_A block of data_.
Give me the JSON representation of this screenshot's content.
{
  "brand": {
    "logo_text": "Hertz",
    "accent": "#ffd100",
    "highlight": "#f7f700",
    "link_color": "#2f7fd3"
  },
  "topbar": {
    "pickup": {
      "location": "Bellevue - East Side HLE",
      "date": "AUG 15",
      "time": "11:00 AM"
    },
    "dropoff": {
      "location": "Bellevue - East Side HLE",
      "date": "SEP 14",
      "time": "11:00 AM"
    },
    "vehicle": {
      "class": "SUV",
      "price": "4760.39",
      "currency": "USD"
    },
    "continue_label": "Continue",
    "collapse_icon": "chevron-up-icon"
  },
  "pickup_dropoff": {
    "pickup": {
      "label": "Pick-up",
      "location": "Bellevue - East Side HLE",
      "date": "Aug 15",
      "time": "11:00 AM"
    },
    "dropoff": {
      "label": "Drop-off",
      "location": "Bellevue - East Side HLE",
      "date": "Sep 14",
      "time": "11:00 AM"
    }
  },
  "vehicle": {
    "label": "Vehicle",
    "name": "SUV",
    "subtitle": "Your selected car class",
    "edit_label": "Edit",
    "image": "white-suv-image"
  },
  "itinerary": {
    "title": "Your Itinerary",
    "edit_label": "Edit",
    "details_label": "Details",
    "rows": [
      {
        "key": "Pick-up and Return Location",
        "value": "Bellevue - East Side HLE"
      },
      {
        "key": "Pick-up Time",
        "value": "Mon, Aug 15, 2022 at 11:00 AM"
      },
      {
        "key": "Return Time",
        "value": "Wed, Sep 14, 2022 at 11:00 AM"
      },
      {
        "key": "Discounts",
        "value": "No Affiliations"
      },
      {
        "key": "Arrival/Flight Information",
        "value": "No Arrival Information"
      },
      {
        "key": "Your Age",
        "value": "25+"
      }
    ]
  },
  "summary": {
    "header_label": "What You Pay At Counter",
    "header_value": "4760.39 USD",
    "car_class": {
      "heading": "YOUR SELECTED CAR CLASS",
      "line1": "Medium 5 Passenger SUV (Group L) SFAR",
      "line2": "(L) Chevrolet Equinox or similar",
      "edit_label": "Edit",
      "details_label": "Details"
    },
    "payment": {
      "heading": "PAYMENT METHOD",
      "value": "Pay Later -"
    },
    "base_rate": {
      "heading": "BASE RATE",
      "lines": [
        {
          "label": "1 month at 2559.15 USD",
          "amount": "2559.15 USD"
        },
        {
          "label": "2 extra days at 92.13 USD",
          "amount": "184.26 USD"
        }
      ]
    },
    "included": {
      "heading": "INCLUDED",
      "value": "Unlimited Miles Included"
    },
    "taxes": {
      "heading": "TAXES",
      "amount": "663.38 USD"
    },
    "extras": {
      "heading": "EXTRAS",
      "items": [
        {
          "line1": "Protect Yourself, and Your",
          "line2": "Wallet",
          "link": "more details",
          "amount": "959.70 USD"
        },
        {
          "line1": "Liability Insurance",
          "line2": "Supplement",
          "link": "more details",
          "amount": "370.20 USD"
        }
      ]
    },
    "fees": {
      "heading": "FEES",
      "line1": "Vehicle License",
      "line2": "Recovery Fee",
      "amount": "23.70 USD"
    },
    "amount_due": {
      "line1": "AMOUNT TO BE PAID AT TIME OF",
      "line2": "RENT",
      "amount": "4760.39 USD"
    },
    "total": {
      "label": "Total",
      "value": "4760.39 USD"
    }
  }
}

_Exercise instructions_. Copy the lines from the entries above in which the word "heading" appears.

_Response for this exercise_.
      "heading": "YOUR SELECTED CAR CLASS",
      "heading": "PAYMENT METHOD",
      "heading": "BASE RATE",
      "heading": "INCLUDED",
      "heading": "TAXES",
      "heading": "EXTRAS",
      "heading": "FEES",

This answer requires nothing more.